___ Working data ___

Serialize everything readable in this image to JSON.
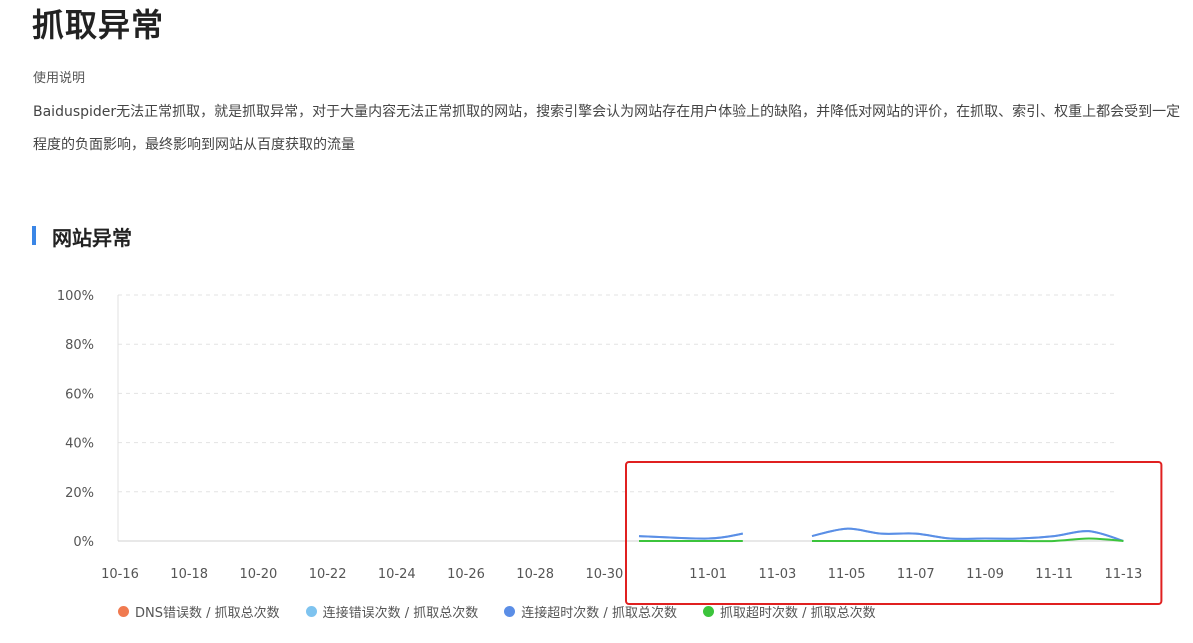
{
  "page": {
    "title": "抓取异常",
    "usage_label": "使用说明",
    "description": "Baiduspider无法正常抓取，就是抓取异常，对于大量内容无法正常抓取的网站，搜索引擎会认为网站存在用户体验上的缺陷，并降低对网站的评价，在抓取、索引、权重上都会受到一定程度的负面影响，最终影响到网站从百度获取的流量"
  },
  "section": {
    "title": "网站异常"
  },
  "colors": {
    "accent": "#3a86e6",
    "highlight_box": "#e02020",
    "grid": "#e3e3e3"
  },
  "chart_data": {
    "type": "line",
    "title": "",
    "xlabel": "",
    "ylabel": "",
    "ylim": [
      0,
      100
    ],
    "yticks": [
      "0%",
      "20%",
      "40%",
      "60%",
      "80%",
      "100%"
    ],
    "xticks": [
      "10-16",
      "10-18",
      "10-20",
      "10-22",
      "10-24",
      "10-26",
      "10-28",
      "10-30",
      "11-01",
      "11-03",
      "11-05",
      "11-07",
      "11-09",
      "11-11",
      "11-13"
    ],
    "grid": true,
    "legend_position": "bottom",
    "series": [
      {
        "name": "DNS错误数 / 抓取总次数",
        "color": "#f07a50",
        "points": []
      },
      {
        "name": "连接错误次数 / 抓取总次数",
        "color": "#7ec3ef",
        "points": [
          [
            "10-31",
            2
          ],
          [
            "11-01",
            1
          ],
          [
            "11-02",
            3
          ],
          [
            null,
            null
          ],
          [
            "11-04",
            2
          ],
          [
            "11-05",
            5
          ],
          [
            "11-06",
            3
          ],
          [
            "11-07",
            3
          ],
          [
            "11-08",
            1
          ],
          [
            "11-09",
            1
          ],
          [
            "11-10",
            1
          ],
          [
            "11-11",
            2
          ],
          [
            "11-12",
            4
          ],
          [
            "11-13",
            0
          ]
        ]
      },
      {
        "name": "连接超时次数 / 抓取总次数",
        "color": "#5b8ee6",
        "points": [
          [
            "10-31",
            2
          ],
          [
            "11-01",
            1
          ],
          [
            "11-02",
            3
          ],
          [
            null,
            null
          ],
          [
            "11-04",
            2
          ],
          [
            "11-05",
            5
          ],
          [
            "11-06",
            3
          ],
          [
            "11-07",
            3
          ],
          [
            "11-08",
            1
          ],
          [
            "11-09",
            1
          ],
          [
            "11-10",
            1
          ],
          [
            "11-11",
            2
          ],
          [
            "11-12",
            4
          ],
          [
            "11-13",
            0
          ]
        ]
      },
      {
        "name": "抓取超时次数 / 抓取总次数",
        "color": "#3cc43c",
        "points": [
          [
            "10-31",
            0
          ],
          [
            "11-01",
            0
          ],
          [
            "11-02",
            0
          ],
          [
            null,
            null
          ],
          [
            "11-04",
            0
          ],
          [
            "11-05",
            0
          ],
          [
            "11-06",
            0
          ],
          [
            "11-07",
            0
          ],
          [
            "11-08",
            0
          ],
          [
            "11-09",
            0
          ],
          [
            "11-10",
            0
          ],
          [
            "11-11",
            0
          ],
          [
            "11-12",
            1
          ],
          [
            "11-13",
            0
          ]
        ]
      }
    ],
    "annotation": {
      "type": "highlight-box",
      "from": "10-31",
      "to": "11-13"
    }
  }
}
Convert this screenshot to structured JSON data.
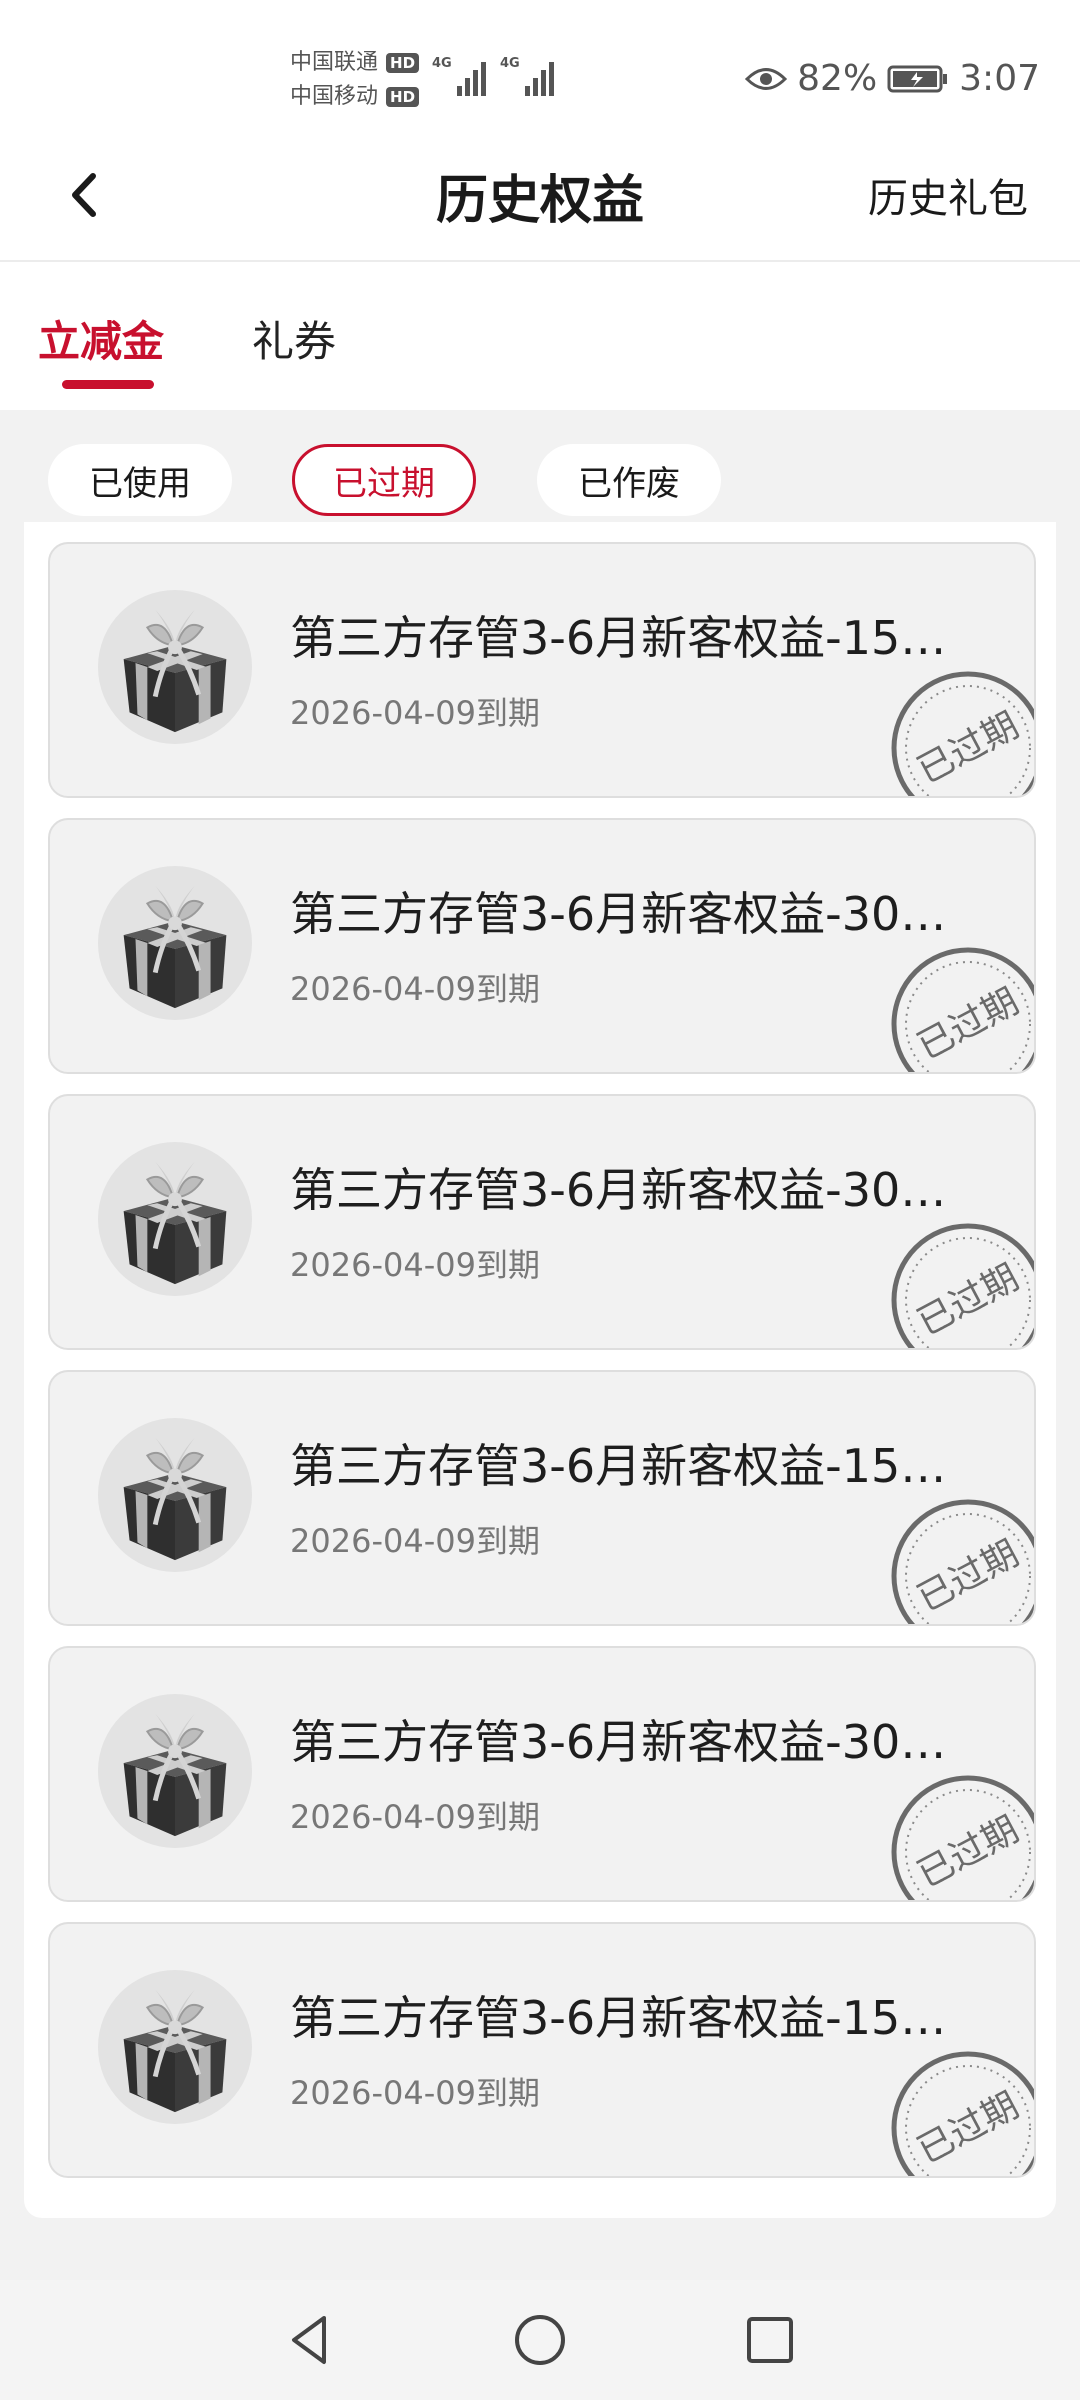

___

● Your task: Copy every line of the listing containing the string "抓取总次数".

● Solved problem:
        "name": "DNS错误数 / 抓取总次数",
        "name": "连接错误次数 / 抓取总次数",
        "name": "连接超时次数 / 抓取总次数",
        "name": "抓取超时次数 / 抓取总次数",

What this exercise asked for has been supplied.